● TASK PROMPT
Please reproduce the lines below, swapping every "preview-dot" for "preview-point" and leaving everything else unchanged.

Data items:

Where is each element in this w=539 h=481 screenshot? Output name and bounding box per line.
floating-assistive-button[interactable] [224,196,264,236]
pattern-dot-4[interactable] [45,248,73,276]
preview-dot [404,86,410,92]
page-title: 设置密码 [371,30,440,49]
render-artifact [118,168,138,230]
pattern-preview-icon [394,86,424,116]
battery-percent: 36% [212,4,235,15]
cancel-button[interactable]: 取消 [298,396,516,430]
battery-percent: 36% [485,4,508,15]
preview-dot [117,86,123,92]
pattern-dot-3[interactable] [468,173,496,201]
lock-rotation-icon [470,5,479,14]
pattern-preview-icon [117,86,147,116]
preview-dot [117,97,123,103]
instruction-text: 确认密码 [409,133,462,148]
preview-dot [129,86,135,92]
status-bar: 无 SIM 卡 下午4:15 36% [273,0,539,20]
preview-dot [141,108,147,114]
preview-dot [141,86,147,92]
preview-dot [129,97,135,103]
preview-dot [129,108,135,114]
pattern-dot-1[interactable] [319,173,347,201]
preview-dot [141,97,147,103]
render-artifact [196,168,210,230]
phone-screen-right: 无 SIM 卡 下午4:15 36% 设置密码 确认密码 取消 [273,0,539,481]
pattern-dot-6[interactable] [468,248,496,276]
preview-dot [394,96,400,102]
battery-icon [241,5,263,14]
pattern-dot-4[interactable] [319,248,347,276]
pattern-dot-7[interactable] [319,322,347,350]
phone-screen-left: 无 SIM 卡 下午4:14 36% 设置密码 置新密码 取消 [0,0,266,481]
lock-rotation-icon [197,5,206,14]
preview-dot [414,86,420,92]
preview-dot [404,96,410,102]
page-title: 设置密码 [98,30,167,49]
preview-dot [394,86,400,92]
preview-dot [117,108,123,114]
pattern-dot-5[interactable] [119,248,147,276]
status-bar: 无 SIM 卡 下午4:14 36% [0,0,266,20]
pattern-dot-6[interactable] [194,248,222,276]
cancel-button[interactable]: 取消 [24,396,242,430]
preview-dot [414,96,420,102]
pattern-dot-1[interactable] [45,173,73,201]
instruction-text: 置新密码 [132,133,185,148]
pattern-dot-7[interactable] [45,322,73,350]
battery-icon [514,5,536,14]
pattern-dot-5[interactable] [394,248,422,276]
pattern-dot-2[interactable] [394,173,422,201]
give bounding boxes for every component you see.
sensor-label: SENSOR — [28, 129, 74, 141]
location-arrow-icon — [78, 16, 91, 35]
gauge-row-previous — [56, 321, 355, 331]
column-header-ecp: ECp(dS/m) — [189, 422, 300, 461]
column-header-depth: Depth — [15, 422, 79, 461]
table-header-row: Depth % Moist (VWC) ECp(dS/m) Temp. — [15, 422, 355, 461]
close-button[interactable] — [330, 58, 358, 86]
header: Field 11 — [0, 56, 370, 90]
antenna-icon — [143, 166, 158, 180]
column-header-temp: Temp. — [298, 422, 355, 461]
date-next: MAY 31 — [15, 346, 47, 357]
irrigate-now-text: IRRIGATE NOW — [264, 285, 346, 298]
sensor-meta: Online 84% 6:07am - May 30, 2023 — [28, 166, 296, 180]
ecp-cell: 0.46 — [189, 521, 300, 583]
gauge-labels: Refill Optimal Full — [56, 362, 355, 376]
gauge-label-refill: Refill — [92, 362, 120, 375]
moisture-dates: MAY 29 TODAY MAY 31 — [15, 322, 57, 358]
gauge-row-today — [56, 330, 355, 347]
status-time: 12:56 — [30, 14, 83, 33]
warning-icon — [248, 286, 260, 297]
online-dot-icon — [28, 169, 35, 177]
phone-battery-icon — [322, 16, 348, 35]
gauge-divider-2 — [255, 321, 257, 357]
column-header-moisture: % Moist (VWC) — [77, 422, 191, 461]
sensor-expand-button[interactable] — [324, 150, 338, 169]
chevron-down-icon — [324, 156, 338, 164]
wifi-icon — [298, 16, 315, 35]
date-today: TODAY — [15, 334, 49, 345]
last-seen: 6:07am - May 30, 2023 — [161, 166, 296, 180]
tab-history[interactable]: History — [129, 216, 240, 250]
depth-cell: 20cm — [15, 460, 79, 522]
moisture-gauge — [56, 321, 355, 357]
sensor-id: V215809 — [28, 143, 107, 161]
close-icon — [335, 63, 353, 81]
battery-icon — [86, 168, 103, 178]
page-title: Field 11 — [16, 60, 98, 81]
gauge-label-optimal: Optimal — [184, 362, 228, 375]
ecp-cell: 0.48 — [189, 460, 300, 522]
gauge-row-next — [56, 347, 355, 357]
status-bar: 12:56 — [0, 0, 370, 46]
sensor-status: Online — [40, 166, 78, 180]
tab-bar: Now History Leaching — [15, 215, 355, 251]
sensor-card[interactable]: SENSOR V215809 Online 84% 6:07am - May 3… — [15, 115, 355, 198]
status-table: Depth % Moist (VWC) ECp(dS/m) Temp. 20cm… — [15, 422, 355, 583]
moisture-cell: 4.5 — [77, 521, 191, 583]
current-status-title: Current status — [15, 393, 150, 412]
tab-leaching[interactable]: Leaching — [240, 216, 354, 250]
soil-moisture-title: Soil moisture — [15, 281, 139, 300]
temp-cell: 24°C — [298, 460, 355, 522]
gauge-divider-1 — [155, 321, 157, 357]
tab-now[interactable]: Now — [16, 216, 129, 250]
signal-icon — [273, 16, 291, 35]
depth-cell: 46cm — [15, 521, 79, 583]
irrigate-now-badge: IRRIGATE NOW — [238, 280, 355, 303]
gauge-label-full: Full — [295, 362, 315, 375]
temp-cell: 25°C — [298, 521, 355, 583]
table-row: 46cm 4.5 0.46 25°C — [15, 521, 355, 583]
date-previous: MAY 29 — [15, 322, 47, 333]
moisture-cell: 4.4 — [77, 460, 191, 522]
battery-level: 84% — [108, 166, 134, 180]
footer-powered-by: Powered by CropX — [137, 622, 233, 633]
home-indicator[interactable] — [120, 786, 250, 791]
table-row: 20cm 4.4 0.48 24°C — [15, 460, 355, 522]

● COMPLETE ANSWER
Where is each element in this w=539 h=481 screenshot? Output name and bounding box per line.
floating-assistive-button[interactable] [224,196,264,236]
pattern-dot-4[interactable] [45,248,73,276]
preview-point [404,86,410,92]
page-title: 设置密码 [371,30,440,49]
render-artifact [118,168,138,230]
pattern-preview-icon [394,86,424,116]
battery-percent: 36% [212,4,235,15]
cancel-button[interactable]: 取消 [298,396,516,430]
battery-percent: 36% [485,4,508,15]
preview-point [117,86,123,92]
pattern-dot-3[interactable] [468,173,496,201]
lock-rotation-icon [470,5,479,14]
pattern-preview-icon [117,86,147,116]
preview-point [117,97,123,103]
instruction-text: 确认密码 [409,133,462,148]
preview-point [129,86,135,92]
status-bar: 无 SIM 卡 下午4:15 36% [273,0,539,20]
preview-point [141,108,147,114]
preview-point [141,86,147,92]
preview-point [129,97,135,103]
preview-point [129,108,135,114]
pattern-dot-1[interactable] [319,173,347,201]
preview-point [141,97,147,103]
render-artifact [196,168,210,230]
phone-screen-right: 无 SIM 卡 下午4:15 36% 设置密码 确认密码 取消 [273,0,539,481]
pattern-dot-6[interactable] [468,248,496,276]
preview-point [394,96,400,102]
battery-icon [241,5,263,14]
pattern-dot-4[interactable] [319,248,347,276]
pattern-dot-7[interactable] [319,322,347,350]
phone-screen-left: 无 SIM 卡 下午4:14 36% 设置密码 置新密码 取消 [0,0,266,481]
lock-rotation-icon [197,5,206,14]
preview-point [414,86,420,92]
preview-point [404,96,410,102]
page-title: 设置密码 [98,30,167,49]
preview-point [394,86,400,92]
preview-point [117,108,123,114]
pattern-dot-5[interactable] [119,248,147,276]
status-bar: 无 SIM 卡 下午4:14 36% [0,0,266,20]
pattern-dot-6[interactable] [194,248,222,276]
cancel-button[interactable]: 取消 [24,396,242,430]
preview-point [414,96,420,102]
pattern-dot-1[interactable] [45,173,73,201]
instruction-text: 置新密码 [132,133,185,148]
pattern-dot-7[interactable] [45,322,73,350]
battery-icon [514,5,536,14]
pattern-dot-5[interactable] [394,248,422,276]
pattern-dot-2[interactable] [394,173,422,201]
give bounding boxes for every component you see.
sensor-label: SENSOR — [28, 129, 74, 141]
location-arrow-icon — [78, 16, 91, 35]
gauge-row-previous — [56, 321, 355, 331]
column-header-ecp: ECp(dS/m) — [189, 422, 300, 461]
column-header-depth: Depth — [15, 422, 79, 461]
table-header-row: Depth % Moist (VWC) ECp(dS/m) Temp. — [15, 422, 355, 461]
close-button[interactable] — [330, 58, 358, 86]
header: Field 11 — [0, 56, 370, 90]
antenna-icon — [143, 166, 158, 180]
column-header-temp: Temp. — [298, 422, 355, 461]
date-next: MAY 31 — [15, 346, 47, 357]
irrigate-now-text: IRRIGATE NOW — [264, 285, 346, 298]
sensor-meta: Online 84% 6:07am - May 30, 2023 — [28, 166, 296, 180]
ecp-cell: 0.46 — [189, 521, 300, 583]
gauge-labels: Refill Optimal Full — [56, 362, 355, 376]
gauge-label-refill: Refill — [92, 362, 120, 375]
moisture-dates: MAY 29 TODAY MAY 31 — [15, 322, 57, 358]
gauge-row-today — [56, 330, 355, 347]
status-time: 12:56 — [30, 14, 83, 33]
warning-icon — [248, 286, 260, 297]
online-dot-icon — [28, 169, 35, 177]
phone-battery-icon — [322, 16, 348, 35]
gauge-divider-2 — [255, 321, 257, 357]
column-header-moisture: % Moist (VWC) — [77, 422, 191, 461]
sensor-expand-button[interactable] — [324, 150, 338, 169]
chevron-down-icon — [324, 156, 338, 164]
wifi-icon — [298, 16, 315, 35]
date-today: TODAY — [15, 334, 49, 345]
last-seen: 6:07am - May 30, 2023 — [161, 166, 296, 180]
tab-history[interactable]: History — [129, 216, 240, 250]
depth-cell: 20cm — [15, 460, 79, 522]
moisture-gauge — [56, 321, 355, 357]
sensor-id: V215809 — [28, 143, 107, 161]
close-icon — [335, 63, 353, 81]
battery-icon — [86, 168, 103, 178]
page-title: Field 11 — [16, 60, 98, 81]
gauge-label-optimal: Optimal — [184, 362, 228, 375]
ecp-cell: 0.48 — [189, 460, 300, 522]
gauge-row-next — [56, 347, 355, 357]
status-bar: 12:56 — [0, 0, 370, 46]
sensor-status: Online — [40, 166, 78, 180]
tab-bar: Now History Leaching — [15, 215, 355, 251]
sensor-card[interactable]: SENSOR V215809 Online 84% 6:07am - May 3… — [15, 115, 355, 198]
status-table: Depth % Moist (VWC) ECp(dS/m) Temp. 20cm… — [15, 422, 355, 583]
moisture-cell: 4.5 — [77, 521, 191, 583]
current-status-title: Current status — [15, 393, 150, 412]
tab-leaching[interactable]: Leaching — [240, 216, 354, 250]
soil-moisture-title: Soil moisture — [15, 281, 139, 300]
temp-cell: 24°C — [298, 460, 355, 522]
gauge-divider-1 — [155, 321, 157, 357]
tab-now[interactable]: Now — [16, 216, 129, 250]
signal-icon — [273, 16, 291, 35]
depth-cell: 46cm — [15, 521, 79, 583]
irrigate-now-badge: IRRIGATE NOW — [238, 280, 355, 303]
gauge-label-full: Full — [295, 362, 315, 375]
temp-cell: 25°C — [298, 521, 355, 583]
table-row: 46cm 4.5 0.46 25°C — [15, 521, 355, 583]
date-previous: MAY 29 — [15, 322, 47, 333]
moisture-cell: 4.4 — [77, 460, 191, 522]
battery-level: 84% — [108, 166, 134, 180]
footer-powered-by: Powered by CropX — [137, 622, 233, 633]
home-indicator[interactable] — [120, 786, 250, 791]
table-row: 20cm 4.4 0.48 24°C — [15, 460, 355, 522]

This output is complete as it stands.